▶ [ASSIGNMENT]: From the material below, pull each line containing the string "family".

═══ DATA FOR PROCESSING

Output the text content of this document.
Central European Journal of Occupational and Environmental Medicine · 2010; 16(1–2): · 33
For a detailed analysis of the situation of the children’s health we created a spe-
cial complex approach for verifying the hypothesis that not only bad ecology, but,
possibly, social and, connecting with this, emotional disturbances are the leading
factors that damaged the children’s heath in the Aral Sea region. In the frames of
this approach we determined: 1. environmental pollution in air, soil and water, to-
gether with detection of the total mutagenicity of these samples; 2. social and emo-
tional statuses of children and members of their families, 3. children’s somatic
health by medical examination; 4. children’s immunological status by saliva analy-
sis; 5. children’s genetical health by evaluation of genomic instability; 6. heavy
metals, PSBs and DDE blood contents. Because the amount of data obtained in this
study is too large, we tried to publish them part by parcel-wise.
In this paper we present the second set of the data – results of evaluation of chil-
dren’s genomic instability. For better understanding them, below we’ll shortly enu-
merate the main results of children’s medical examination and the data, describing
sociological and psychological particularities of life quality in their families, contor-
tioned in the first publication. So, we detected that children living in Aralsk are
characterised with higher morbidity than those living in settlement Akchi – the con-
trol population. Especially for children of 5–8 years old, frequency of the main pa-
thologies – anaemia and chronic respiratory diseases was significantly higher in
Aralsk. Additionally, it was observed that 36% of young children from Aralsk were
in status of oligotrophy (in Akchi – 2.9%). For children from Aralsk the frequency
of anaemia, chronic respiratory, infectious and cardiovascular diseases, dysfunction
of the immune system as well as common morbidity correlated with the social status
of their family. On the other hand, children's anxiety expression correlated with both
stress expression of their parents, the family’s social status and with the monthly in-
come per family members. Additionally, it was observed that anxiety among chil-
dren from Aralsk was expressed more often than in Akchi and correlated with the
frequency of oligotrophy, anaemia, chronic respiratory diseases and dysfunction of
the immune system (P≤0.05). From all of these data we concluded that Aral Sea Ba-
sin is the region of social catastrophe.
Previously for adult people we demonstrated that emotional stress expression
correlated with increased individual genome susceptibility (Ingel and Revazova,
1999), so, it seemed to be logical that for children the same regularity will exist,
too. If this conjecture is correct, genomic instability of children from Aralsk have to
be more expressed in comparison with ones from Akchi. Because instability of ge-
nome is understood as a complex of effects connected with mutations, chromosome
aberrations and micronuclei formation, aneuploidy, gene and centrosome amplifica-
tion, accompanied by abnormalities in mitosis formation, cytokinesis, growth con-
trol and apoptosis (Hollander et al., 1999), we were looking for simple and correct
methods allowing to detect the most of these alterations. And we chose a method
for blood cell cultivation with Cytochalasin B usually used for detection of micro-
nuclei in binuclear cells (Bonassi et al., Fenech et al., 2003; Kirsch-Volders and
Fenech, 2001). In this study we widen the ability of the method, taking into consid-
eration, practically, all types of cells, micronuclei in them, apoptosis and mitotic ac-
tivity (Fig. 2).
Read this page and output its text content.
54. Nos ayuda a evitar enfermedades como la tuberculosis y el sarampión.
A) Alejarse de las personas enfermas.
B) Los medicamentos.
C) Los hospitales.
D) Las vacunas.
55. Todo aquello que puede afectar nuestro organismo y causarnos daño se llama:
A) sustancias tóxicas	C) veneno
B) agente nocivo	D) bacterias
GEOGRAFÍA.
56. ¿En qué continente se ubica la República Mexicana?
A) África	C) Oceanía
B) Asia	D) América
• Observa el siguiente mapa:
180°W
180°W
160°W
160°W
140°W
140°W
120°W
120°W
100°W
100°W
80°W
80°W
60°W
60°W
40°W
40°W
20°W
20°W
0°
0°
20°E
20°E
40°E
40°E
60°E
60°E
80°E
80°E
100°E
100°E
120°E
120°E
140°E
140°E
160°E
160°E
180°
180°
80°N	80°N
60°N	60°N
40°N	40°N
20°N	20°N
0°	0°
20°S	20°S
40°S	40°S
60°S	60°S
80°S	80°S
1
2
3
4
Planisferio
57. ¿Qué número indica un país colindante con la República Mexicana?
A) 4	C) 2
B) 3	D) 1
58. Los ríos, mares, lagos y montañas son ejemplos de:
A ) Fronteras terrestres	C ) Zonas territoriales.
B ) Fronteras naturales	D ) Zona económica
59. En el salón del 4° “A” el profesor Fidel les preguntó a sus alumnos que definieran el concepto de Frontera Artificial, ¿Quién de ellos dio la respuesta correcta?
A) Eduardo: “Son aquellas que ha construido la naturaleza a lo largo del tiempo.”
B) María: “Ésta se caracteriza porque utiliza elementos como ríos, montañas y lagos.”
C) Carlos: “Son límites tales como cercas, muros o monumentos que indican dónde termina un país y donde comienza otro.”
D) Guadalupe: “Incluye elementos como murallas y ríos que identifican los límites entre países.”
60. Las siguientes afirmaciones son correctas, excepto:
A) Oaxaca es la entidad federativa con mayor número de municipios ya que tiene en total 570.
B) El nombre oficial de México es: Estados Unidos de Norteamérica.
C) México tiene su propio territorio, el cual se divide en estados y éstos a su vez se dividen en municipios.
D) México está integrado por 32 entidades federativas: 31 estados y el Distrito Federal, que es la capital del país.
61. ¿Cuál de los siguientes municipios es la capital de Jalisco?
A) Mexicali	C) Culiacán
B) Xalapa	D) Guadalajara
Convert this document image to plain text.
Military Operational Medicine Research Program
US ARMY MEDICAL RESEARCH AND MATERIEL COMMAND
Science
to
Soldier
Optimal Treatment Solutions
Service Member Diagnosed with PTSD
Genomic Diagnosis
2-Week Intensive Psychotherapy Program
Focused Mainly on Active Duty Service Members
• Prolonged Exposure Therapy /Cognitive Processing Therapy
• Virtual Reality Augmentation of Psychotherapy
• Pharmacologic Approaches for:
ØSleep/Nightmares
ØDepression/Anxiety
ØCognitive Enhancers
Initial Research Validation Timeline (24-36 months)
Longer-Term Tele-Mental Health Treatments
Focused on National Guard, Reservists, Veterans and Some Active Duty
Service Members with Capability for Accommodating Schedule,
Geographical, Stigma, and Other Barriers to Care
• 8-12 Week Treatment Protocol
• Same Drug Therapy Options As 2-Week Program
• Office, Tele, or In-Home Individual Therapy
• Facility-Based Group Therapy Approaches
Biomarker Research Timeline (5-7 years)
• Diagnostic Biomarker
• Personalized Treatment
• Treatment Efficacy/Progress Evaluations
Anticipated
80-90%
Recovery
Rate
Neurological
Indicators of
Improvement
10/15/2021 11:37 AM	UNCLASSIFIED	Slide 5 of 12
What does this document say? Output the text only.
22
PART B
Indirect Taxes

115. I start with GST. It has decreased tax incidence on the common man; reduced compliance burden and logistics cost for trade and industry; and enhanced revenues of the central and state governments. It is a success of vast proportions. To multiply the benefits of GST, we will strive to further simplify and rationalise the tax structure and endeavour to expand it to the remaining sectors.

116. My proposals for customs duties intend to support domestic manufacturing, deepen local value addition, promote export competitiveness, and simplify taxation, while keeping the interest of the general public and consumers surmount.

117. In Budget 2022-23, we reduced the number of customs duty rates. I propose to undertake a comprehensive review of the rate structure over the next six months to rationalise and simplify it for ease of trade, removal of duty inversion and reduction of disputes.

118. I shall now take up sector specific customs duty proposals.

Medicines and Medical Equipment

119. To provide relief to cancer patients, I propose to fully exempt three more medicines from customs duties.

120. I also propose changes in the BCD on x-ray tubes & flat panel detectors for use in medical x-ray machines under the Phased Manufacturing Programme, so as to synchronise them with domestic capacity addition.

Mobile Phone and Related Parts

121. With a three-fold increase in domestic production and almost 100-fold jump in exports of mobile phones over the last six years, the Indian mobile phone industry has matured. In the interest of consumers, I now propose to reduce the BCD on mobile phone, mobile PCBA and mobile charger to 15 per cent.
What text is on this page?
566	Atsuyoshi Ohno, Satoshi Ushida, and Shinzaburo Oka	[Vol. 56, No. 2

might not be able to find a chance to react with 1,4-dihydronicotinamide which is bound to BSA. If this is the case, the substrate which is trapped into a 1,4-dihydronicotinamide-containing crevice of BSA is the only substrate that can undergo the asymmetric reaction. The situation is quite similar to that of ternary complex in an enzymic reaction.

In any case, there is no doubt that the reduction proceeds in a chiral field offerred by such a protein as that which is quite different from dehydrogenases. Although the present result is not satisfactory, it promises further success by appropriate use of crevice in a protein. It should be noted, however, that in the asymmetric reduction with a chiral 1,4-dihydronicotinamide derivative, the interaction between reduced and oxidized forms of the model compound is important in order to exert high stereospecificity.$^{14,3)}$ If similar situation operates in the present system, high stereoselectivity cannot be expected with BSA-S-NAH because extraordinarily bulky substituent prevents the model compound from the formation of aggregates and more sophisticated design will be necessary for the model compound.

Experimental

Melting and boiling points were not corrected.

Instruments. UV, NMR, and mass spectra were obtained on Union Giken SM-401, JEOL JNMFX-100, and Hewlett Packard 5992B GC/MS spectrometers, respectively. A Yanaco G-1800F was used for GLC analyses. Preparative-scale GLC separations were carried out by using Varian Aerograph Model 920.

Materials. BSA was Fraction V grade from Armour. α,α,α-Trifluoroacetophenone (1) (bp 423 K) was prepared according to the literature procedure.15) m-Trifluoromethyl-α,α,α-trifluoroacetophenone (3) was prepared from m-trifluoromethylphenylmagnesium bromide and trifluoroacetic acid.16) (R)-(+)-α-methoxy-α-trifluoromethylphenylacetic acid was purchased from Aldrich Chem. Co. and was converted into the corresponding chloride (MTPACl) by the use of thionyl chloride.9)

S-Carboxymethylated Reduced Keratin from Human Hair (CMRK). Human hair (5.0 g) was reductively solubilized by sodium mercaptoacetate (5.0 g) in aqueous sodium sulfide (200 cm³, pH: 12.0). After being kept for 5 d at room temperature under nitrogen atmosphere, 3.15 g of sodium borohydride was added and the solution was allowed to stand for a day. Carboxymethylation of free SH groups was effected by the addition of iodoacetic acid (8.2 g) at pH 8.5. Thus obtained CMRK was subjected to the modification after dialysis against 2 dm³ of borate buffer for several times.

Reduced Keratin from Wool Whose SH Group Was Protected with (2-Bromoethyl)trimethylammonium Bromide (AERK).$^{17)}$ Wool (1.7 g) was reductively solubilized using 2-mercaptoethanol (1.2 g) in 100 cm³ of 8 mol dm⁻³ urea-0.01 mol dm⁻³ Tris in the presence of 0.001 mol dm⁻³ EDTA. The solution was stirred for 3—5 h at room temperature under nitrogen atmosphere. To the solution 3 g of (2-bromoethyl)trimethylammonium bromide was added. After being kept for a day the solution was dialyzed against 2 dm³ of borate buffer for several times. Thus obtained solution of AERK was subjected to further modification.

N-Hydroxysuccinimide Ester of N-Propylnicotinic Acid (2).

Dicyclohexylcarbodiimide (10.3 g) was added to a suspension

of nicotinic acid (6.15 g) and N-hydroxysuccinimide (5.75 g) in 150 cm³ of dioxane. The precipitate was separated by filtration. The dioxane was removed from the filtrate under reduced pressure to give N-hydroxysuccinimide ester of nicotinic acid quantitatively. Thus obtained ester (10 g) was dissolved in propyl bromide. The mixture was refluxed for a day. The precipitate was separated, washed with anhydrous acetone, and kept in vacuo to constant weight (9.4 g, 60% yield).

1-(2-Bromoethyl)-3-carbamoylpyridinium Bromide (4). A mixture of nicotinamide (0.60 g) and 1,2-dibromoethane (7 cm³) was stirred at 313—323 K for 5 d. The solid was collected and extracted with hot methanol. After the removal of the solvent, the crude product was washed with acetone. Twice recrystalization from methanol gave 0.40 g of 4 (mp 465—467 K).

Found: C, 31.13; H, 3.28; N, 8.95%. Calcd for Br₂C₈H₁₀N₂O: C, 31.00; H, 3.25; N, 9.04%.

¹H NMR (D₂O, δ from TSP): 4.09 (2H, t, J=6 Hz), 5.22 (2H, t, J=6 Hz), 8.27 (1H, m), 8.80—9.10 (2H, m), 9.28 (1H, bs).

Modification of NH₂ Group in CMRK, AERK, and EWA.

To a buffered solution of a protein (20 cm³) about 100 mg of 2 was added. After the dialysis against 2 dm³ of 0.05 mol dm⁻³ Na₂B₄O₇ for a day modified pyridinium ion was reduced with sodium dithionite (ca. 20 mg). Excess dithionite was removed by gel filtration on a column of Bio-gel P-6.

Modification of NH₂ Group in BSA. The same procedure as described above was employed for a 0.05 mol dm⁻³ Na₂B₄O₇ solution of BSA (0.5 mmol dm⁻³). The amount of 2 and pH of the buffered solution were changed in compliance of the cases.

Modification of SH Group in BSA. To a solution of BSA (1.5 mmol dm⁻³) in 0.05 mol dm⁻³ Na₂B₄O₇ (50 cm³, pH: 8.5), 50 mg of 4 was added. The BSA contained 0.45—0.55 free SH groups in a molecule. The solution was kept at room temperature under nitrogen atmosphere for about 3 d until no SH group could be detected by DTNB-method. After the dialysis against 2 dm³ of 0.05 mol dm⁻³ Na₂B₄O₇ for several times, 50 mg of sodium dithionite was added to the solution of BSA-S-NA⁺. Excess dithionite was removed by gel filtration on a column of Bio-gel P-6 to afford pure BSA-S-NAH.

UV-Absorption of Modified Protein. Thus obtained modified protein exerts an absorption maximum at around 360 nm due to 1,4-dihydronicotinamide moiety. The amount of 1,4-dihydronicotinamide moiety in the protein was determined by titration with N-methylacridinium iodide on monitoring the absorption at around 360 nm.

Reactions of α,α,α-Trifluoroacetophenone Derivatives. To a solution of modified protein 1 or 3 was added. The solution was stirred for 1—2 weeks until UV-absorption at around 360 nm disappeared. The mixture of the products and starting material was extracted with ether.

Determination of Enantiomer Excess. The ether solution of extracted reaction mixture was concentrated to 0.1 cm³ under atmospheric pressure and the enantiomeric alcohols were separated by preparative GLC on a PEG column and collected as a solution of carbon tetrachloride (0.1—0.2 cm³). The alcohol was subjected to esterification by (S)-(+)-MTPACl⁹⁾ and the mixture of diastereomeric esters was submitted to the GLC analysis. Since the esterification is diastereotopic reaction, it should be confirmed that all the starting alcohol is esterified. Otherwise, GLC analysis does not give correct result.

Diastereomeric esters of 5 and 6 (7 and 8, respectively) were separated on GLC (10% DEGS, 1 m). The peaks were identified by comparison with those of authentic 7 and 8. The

══════

▶ [PROBLEM SOLUTION]:
of their family. On the other hand, children's anxiety expression correlated with both
stress expression of their parents, the family’s social status and with the monthly in-
come per family members. Additionally, it was observed that anxiety among chil-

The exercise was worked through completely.